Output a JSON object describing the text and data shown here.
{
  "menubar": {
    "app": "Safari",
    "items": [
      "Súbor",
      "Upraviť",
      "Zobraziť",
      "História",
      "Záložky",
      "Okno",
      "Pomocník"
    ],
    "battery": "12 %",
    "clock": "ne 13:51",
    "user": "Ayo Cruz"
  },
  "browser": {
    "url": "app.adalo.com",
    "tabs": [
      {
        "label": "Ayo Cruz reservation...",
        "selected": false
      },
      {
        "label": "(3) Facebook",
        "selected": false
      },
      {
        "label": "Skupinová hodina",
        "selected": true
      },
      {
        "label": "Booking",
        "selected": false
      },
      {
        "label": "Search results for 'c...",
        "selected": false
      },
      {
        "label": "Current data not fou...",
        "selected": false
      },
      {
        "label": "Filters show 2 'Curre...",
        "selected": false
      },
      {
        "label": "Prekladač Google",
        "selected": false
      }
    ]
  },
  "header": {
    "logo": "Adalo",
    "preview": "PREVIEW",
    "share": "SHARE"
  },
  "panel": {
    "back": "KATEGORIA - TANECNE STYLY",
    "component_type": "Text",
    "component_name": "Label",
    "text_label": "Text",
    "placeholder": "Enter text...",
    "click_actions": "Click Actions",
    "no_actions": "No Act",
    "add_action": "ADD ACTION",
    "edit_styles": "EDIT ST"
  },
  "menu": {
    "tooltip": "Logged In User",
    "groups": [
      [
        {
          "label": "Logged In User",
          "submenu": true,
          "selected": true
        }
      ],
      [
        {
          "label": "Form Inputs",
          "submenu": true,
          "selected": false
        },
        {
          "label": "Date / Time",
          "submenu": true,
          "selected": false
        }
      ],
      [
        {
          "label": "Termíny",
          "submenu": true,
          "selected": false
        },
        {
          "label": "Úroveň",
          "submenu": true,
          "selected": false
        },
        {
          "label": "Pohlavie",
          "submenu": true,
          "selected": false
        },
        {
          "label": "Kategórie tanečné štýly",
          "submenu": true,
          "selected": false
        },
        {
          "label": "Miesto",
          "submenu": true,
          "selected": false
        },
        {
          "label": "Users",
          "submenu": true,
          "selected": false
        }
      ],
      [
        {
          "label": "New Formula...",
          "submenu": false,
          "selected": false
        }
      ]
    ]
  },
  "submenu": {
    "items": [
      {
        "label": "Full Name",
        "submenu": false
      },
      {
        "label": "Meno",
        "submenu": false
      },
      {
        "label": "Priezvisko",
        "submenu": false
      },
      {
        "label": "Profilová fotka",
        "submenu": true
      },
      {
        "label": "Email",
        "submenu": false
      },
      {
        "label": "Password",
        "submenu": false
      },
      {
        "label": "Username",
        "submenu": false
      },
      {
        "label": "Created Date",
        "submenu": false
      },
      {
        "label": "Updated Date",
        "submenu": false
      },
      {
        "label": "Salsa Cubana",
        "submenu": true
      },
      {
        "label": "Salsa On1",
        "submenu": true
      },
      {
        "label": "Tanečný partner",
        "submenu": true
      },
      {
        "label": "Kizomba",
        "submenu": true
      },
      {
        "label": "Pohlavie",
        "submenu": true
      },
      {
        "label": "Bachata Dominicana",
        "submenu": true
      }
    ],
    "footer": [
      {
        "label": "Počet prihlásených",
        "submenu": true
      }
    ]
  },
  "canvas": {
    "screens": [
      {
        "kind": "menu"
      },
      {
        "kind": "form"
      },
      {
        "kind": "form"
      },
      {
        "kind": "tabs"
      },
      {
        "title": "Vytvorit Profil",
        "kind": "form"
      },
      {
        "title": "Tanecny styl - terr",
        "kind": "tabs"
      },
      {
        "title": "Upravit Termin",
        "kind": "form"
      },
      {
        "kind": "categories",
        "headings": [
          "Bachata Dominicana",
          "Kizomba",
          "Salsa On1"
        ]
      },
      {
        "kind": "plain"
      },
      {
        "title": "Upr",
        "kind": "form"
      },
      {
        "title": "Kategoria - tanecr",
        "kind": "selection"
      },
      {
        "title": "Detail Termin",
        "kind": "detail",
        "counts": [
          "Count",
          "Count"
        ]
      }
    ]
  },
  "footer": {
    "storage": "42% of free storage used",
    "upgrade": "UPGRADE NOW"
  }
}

Set problem =>
Extract every record and return it verbatim.

The result =>
Output a JSON object describing the text and data shown here.
{
  "menubar": {
    "app": "Safari",
    "items": [
      "Súbor",
      "Upraviť",
      "Zobraziť",
      "História",
      "Záložky",
      "Okno",
      "Pomocník"
    ],
    "battery": "12 %",
    "clock": "ne 13:51",
    "user": "Ayo Cruz"
  },
  "browser": {
    "url": "app.adalo.com",
    "tabs": [
      {
        "label": "Ayo Cruz reservation...",
        "selected": false
      },
      {
        "label": "(3) Facebook",
        "selected": false
      },
      {
        "label": "Skupinová hodina",
        "selected": true
      },
      {
        "label": "Booking",
        "selected": false
      },
      {
        "label": "Search results for 'c...",
        "selected": false
      },
      {
        "label": "Current data not fou...",
        "selected": false
      },
      {
        "label": "Filters show 2 'Curre...",
        "selected": false
      },
      {
        "label": "Prekladač Google",
        "selected": false
      }
    ]
  },
  "header": {
    "logo": "Adalo",
    "preview": "PREVIEW",
    "share": "SHARE"
  },
  "panel": {
    "back": "KATEGORIA - TANECNE STYLY",
    "component_type": "Text",
    "component_name": "Label",
    "text_label": "Text",
    "placeholder": "Enter text...",
    "click_actions": "Click Actions",
    "no_actions": "No Act",
    "add_action": "ADD ACTION",
    "edit_styles": "EDIT ST"
  },
  "menu": {
    "tooltip": "Logged In User",
    "groups": [
      [
        {
          "label": "Logged In User",
          "submenu": true,
          "selected": true
        }
      ],
      [
        {
          "label": "Form Inputs",
          "submenu": true,
          "selected": false
        },
        {
          "label": "Date / Time",
          "submenu": true,
          "selected": false
        }
      ],
      [
        {
          "label": "Termíny",
          "submenu": true,
          "selected": false
        },
        {
          "label": "Úroveň",
          "submenu": true,
          "selected": false
        },
        {
          "label": "Pohlavie",
          "submenu": true,
          "selected": false
        },
        {
          "label": "Kategórie tanečné štýly",
          "submenu": true,
          "selected": false
        },
        {
          "label": "Miesto",
          "submenu": true,
          "selected": false
        },
        {
          "label": "Users",
          "submenu": true,
          "selected": false
        }
      ],
      [
        {
          "label": "New Formula...",
          "submenu": false,
          "selected": false
        }
      ]
    ]
  },
  "submenu": {
    "items": [
      {
        "label": "Full Name",
        "submenu": false
      },
      {
        "label": "Meno",
        "submenu": false
      },
      {
        "label": "Priezvisko",
        "submenu": false
      },
      {
        "label": "Profilová fotka",
        "submenu": true
      },
      {
        "label": "Email",
        "submenu": false
      },
      {
        "label": "Password",
        "submenu": false
      },
      {
        "label": "Username",
        "submenu": false
      },
      {
        "label": "Created Date",
        "submenu": false
      },
      {
        "label": "Updated Date",
        "submenu": false
      },
      {
        "label": "Salsa Cubana",
        "submenu": true
      },
      {
        "label": "Salsa On1",
        "submenu": true
      },
      {
        "label": "Tanečný partner",
        "submenu": true
      },
      {
        "label": "Kizomba",
        "submenu": true
      },
      {
        "label": "Pohlavie",
        "submenu": true
      },
      {
        "label": "Bachata Dominicana",
        "submenu": true
      }
    ],
    "footer": [
      {
        "label": "Počet prihlásených",
        "submenu": true
      }
    ]
  },
  "canvas": {
    "screens": [
      {
        "kind": "menu"
      },
      {
        "kind": "form"
      },
      {
        "kind": "form"
      },
      {
        "kind": "tabs"
      },
      {
        "title": "Vytvorit Profil",
        "kind": "form"
      },
      {
        "title": "Tanecny styl - terr",
        "kind": "tabs"
      },
      {
        "title": "Upravit Termin",
        "kind": "form"
      },
      {
        "kind": "categories",
        "headings": [
          "Bachata Dominicana",
          "Kizomba",
          "Salsa On1"
        ]
      },
      {
        "kind": "plain"
      },
      {
        "title": "Upr",
        "kind": "form"
      },
      {
        "title": "Kategoria - tanecr",
        "kind": "selection"
      },
      {
        "title": "Detail Termin",
        "kind": "detail",
        "counts": [
          "Count",
          "Count"
        ]
      }
    ]
  },
  "footer": {
    "storage": "42% of free storage used",
    "upgrade": "UPGRADE NOW"
  }
}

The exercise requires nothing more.